***** DATA SUPPLIED

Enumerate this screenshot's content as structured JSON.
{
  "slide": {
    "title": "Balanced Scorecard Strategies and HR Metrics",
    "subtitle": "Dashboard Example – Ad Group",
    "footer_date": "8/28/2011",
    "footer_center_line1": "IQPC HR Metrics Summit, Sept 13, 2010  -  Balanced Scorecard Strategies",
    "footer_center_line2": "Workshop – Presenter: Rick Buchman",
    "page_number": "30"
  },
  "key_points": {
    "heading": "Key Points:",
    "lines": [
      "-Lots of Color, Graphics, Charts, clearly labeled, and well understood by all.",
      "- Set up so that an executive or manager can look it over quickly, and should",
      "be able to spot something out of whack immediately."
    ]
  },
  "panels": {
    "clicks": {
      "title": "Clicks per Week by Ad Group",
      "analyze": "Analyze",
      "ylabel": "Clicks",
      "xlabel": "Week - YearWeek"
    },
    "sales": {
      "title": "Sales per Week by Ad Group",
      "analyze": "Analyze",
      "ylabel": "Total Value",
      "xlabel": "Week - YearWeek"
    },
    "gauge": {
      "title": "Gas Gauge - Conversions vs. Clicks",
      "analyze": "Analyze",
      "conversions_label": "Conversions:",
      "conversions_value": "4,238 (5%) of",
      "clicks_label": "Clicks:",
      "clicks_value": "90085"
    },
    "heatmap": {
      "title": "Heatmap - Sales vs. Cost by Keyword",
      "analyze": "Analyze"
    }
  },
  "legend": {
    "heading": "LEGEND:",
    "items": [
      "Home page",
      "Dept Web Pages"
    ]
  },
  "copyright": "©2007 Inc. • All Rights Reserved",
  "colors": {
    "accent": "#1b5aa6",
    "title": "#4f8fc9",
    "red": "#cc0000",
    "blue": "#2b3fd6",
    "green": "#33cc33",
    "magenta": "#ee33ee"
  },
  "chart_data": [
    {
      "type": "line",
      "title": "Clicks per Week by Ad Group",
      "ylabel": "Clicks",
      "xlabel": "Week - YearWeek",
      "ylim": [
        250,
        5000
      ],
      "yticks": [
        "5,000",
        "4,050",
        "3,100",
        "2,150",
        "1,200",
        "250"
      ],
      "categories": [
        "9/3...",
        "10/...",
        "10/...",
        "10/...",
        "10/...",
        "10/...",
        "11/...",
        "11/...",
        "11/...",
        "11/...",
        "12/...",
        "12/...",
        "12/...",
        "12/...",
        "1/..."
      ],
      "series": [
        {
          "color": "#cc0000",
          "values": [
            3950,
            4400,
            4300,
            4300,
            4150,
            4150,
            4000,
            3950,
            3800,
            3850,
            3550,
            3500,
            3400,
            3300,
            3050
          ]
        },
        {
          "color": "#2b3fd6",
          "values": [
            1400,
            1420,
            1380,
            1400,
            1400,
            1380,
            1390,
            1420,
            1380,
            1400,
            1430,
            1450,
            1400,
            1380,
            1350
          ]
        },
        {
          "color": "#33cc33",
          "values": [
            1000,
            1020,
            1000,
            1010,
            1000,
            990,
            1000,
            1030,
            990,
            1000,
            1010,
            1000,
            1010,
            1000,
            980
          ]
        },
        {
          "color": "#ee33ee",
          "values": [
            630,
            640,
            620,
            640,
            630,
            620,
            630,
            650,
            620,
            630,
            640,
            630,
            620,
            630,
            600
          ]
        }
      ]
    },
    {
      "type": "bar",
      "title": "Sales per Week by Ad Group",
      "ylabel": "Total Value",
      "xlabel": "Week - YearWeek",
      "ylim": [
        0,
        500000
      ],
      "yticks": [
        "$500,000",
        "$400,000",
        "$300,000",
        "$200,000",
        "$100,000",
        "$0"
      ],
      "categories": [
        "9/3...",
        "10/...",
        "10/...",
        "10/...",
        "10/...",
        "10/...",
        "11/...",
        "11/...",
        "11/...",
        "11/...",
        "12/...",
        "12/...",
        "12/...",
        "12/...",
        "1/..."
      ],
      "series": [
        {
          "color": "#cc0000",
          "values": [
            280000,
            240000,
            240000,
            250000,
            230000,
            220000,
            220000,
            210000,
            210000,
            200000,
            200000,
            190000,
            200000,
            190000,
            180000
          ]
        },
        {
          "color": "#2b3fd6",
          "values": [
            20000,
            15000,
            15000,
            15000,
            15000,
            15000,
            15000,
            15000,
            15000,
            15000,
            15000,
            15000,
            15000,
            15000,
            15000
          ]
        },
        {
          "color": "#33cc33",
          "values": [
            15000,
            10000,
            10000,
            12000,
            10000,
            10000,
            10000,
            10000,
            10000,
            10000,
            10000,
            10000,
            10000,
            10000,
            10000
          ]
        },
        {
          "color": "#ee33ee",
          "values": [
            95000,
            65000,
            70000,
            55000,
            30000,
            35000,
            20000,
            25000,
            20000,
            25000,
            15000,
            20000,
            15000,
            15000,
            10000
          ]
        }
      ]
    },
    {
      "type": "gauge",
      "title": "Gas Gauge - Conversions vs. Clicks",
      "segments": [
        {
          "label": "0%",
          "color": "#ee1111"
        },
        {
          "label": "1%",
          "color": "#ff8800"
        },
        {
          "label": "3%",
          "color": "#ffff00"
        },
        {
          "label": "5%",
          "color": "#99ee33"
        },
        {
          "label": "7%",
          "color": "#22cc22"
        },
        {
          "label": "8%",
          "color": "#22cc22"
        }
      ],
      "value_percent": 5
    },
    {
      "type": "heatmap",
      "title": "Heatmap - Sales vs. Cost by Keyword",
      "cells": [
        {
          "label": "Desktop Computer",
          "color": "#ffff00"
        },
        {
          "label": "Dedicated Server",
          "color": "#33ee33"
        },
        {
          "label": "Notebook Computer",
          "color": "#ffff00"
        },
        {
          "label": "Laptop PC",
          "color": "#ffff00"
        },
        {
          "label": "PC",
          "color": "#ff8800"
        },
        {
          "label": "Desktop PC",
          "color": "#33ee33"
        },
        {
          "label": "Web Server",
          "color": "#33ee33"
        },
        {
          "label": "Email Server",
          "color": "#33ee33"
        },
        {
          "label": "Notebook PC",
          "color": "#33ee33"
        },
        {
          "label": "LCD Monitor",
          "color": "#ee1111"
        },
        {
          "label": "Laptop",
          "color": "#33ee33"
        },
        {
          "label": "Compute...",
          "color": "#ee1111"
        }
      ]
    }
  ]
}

**********

### WHAT TO PRODUCE
In the entries above, how many lines hold the word "Notebook"? State the number and nothing else.

### TASK OUTPUT
2